* _Exercise prompt_: Find all lines in the records that include the word "JSON", and copy them out.

* _Input_:
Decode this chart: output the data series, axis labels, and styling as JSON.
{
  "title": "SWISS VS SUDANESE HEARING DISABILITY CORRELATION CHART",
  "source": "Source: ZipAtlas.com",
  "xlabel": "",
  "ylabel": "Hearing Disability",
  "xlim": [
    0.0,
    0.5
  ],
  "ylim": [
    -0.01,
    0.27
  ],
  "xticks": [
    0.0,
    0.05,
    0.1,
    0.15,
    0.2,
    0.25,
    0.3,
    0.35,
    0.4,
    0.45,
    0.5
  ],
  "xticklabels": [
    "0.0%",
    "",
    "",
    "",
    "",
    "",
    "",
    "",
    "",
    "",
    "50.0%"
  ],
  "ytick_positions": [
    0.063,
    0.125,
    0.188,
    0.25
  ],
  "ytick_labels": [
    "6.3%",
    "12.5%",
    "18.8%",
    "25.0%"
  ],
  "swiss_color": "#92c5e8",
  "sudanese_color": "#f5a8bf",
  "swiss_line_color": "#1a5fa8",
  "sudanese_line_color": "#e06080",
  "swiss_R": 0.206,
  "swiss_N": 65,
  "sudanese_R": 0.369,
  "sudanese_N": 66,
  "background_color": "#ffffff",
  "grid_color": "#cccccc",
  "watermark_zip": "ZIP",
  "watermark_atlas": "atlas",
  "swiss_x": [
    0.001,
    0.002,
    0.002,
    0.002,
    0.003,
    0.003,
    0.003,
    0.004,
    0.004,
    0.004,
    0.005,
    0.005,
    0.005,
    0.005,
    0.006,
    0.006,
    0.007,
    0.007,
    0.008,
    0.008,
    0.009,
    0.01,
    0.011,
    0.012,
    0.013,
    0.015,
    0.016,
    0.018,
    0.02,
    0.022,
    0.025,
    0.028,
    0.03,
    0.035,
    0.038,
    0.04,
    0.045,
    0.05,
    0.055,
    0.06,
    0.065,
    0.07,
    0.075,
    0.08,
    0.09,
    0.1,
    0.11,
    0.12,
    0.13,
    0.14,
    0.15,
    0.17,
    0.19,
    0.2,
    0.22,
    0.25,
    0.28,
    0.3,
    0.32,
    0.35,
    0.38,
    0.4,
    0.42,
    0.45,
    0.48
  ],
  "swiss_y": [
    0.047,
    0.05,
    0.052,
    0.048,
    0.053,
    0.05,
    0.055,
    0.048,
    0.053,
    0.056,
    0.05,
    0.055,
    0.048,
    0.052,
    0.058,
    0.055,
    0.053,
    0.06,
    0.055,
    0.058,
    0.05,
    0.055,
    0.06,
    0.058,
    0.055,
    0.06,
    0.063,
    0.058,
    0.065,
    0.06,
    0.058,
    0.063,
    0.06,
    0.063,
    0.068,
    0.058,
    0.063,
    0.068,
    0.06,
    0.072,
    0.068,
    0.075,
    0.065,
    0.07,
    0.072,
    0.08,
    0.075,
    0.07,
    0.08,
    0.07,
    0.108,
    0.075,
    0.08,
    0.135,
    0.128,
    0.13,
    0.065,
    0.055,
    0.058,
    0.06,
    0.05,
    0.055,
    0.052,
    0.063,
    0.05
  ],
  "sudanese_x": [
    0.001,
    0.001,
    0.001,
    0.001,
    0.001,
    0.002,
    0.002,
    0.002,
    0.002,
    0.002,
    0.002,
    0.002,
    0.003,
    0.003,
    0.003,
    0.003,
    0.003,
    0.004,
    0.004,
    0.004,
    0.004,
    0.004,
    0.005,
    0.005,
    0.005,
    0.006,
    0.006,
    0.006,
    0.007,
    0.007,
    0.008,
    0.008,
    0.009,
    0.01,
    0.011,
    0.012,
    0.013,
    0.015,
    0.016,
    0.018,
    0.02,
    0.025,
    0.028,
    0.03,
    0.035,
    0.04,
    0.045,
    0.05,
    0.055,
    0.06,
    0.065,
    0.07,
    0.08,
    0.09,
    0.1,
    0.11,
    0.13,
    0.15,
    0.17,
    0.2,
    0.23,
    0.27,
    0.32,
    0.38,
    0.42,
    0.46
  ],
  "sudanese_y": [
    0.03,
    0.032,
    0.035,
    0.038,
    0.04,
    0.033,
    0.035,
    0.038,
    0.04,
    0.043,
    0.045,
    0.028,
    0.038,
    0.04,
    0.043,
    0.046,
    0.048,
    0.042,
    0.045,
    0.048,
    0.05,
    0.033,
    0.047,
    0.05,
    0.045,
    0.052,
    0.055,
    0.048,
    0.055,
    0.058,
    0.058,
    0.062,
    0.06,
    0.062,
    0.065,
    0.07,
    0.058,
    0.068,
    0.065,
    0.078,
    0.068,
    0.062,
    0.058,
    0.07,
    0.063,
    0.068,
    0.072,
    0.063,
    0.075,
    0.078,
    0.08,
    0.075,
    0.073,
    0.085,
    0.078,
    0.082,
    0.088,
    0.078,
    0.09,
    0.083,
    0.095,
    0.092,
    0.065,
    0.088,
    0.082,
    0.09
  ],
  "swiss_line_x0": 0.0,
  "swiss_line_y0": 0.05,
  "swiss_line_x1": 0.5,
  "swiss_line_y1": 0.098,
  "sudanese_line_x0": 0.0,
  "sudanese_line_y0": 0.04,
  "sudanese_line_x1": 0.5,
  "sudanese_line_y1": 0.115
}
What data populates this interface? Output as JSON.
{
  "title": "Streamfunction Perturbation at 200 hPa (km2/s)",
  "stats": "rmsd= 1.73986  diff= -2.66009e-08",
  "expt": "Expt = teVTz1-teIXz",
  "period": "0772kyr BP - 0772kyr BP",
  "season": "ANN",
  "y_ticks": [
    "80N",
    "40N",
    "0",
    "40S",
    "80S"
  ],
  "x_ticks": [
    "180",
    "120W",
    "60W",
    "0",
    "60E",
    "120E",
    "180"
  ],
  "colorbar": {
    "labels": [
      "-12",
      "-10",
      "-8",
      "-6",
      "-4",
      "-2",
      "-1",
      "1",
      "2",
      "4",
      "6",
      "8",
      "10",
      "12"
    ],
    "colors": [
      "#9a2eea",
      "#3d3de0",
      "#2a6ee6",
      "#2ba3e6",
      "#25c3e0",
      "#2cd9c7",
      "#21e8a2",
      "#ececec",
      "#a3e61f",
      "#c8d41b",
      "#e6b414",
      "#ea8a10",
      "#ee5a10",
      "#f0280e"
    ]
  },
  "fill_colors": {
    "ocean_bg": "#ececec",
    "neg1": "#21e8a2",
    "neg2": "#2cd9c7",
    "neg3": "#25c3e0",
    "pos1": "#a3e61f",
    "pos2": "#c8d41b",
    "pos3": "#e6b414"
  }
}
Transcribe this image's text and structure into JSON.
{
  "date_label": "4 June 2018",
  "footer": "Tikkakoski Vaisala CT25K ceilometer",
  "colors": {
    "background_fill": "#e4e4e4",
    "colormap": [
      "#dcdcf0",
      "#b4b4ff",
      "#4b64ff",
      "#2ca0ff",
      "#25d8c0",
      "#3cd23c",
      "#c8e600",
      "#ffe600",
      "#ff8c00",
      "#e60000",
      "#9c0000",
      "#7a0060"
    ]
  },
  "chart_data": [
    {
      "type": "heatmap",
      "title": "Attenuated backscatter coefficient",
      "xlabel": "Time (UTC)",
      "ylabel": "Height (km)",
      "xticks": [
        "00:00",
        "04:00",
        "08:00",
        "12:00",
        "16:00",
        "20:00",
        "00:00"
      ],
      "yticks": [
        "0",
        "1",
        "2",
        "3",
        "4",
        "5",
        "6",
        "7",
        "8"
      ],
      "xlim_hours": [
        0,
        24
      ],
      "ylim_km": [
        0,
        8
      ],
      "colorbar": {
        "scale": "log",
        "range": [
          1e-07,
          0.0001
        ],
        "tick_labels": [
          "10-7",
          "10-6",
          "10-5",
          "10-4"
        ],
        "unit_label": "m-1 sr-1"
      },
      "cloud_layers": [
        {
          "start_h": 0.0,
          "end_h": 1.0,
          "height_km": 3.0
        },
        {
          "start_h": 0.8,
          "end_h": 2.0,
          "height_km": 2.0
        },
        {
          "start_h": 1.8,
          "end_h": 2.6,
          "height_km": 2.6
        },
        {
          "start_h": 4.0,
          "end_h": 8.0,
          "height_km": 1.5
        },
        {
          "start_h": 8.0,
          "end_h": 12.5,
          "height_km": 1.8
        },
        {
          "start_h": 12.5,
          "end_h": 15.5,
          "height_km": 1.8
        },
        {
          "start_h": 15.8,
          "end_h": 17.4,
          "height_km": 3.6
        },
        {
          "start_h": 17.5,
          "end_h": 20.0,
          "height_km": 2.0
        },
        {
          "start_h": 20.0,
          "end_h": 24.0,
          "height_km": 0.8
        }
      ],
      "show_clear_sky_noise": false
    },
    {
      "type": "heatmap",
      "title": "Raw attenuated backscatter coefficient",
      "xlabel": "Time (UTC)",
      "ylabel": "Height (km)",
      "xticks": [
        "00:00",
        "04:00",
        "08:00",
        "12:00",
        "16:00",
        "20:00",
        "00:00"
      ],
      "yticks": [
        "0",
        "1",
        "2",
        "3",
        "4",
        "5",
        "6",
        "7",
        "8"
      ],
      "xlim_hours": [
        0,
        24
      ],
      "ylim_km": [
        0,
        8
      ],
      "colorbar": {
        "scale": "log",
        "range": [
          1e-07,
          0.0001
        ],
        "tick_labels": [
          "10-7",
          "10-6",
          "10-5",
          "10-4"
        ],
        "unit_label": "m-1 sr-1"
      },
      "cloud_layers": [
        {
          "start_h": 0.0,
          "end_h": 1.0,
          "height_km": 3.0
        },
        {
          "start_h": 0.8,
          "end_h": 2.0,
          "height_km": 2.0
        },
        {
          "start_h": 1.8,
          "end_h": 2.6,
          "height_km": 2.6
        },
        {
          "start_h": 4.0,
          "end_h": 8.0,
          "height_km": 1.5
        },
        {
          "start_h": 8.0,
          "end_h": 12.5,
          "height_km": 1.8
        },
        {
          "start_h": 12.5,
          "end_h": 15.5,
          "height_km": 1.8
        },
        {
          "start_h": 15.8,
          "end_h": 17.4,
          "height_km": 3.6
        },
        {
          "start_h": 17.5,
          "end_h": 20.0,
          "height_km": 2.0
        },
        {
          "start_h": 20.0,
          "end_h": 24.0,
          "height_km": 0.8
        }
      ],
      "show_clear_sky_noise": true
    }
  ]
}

* _Written solution_:
Decode this chart: output the data series, axis labels, and styling as JSON.
What data populates this interface? Output as JSON.
Transcribe this image's text and structure into JSON.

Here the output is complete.